**Entries**.
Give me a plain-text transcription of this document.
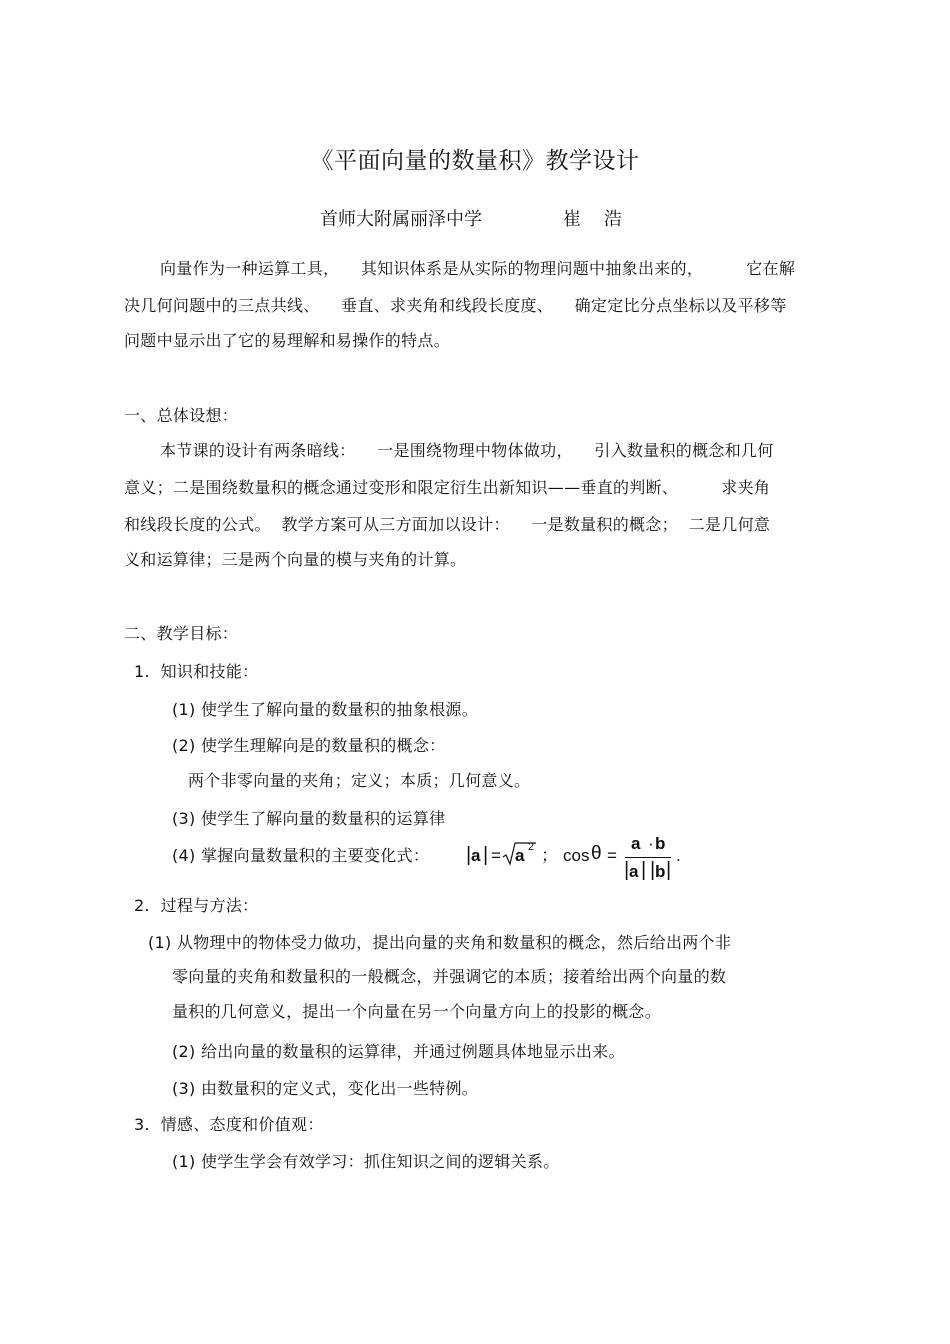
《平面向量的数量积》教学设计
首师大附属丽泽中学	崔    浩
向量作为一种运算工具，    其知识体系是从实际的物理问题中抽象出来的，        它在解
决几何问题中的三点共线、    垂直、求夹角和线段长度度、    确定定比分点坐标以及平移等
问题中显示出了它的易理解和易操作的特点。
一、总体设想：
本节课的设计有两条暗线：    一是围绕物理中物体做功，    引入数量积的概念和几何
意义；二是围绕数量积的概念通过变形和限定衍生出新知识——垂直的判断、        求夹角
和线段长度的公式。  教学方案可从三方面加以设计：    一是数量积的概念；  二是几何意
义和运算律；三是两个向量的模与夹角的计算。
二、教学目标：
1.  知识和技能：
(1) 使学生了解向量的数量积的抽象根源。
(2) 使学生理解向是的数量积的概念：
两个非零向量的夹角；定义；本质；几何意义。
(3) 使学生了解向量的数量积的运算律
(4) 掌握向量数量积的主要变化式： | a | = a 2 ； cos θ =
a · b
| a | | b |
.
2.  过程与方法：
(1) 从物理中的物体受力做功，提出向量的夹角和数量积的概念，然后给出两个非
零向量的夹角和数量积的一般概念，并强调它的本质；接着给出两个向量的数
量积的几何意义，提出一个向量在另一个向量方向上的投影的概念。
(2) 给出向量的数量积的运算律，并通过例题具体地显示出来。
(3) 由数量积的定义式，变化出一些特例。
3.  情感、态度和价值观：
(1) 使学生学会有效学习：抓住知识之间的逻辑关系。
* * *
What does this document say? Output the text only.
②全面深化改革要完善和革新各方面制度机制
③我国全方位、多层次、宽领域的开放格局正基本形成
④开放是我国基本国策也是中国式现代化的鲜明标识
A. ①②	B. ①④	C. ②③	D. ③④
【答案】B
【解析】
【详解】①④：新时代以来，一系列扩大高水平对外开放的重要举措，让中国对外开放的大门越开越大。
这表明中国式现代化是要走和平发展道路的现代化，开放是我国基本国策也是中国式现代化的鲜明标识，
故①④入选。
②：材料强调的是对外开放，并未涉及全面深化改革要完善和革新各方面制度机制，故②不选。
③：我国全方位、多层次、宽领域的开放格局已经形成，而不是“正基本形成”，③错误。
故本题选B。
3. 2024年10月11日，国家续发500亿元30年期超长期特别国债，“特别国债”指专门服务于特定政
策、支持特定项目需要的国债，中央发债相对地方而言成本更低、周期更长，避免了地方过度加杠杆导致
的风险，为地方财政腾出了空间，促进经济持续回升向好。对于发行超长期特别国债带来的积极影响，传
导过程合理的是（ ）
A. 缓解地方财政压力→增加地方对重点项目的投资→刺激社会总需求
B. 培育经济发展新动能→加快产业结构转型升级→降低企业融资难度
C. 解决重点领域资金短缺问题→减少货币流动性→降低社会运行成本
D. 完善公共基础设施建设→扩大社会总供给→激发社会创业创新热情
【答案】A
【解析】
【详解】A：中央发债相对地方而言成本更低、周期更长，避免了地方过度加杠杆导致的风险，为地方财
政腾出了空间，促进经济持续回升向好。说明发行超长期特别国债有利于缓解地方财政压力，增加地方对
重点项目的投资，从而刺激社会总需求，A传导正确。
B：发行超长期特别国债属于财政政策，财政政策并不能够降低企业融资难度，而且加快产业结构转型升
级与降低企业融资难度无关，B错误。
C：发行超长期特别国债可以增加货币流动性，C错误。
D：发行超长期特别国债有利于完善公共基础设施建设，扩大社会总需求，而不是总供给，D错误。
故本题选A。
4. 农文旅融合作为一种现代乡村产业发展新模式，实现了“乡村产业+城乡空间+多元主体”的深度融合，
...
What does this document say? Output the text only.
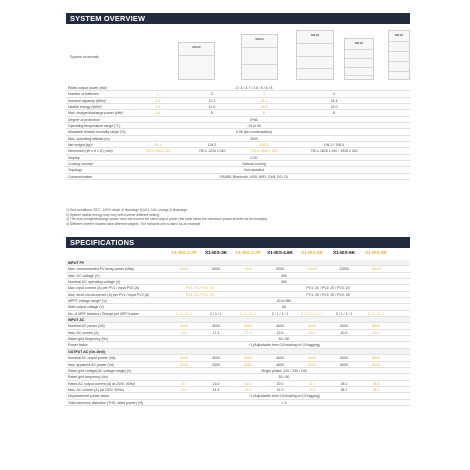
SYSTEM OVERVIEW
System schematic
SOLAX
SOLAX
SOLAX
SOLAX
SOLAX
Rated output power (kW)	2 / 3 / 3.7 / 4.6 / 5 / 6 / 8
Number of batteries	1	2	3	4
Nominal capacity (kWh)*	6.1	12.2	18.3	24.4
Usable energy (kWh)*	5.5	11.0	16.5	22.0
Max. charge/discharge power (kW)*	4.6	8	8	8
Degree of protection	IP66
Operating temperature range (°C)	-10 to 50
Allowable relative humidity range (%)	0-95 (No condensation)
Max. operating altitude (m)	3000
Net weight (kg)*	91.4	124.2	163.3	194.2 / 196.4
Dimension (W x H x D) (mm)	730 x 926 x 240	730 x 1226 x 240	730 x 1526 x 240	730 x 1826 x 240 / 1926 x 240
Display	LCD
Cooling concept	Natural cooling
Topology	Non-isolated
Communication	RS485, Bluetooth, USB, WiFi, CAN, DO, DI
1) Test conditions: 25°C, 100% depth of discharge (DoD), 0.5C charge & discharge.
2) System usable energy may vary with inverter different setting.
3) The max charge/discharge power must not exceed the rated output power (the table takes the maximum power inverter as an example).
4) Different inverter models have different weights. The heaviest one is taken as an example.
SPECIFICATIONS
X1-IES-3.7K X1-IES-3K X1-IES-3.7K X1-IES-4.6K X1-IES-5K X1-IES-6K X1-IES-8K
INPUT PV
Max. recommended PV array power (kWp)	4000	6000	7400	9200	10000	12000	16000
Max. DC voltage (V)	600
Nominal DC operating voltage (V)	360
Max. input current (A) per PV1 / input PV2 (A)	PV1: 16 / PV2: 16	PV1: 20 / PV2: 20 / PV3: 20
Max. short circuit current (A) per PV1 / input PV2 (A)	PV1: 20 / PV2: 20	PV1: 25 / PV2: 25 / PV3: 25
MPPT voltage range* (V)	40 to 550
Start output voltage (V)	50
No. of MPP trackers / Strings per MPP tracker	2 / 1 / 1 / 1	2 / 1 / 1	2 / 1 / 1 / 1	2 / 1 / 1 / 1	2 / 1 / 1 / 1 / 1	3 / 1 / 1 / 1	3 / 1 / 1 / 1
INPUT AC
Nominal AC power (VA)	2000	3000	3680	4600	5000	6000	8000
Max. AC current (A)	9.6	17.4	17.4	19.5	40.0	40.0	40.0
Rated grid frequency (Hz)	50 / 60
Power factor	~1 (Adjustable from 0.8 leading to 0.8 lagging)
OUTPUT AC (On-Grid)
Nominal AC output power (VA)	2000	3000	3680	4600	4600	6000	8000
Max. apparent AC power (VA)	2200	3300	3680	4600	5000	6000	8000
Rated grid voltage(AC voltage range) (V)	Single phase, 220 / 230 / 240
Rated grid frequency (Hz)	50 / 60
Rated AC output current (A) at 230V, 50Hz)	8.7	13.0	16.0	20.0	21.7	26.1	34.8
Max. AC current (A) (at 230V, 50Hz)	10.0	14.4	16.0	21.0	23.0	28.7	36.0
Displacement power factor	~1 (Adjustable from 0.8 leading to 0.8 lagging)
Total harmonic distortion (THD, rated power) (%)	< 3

**Task statement**.
Your reply is one number: how many lines of the records above contain the word "leading".

**Solution below**.
2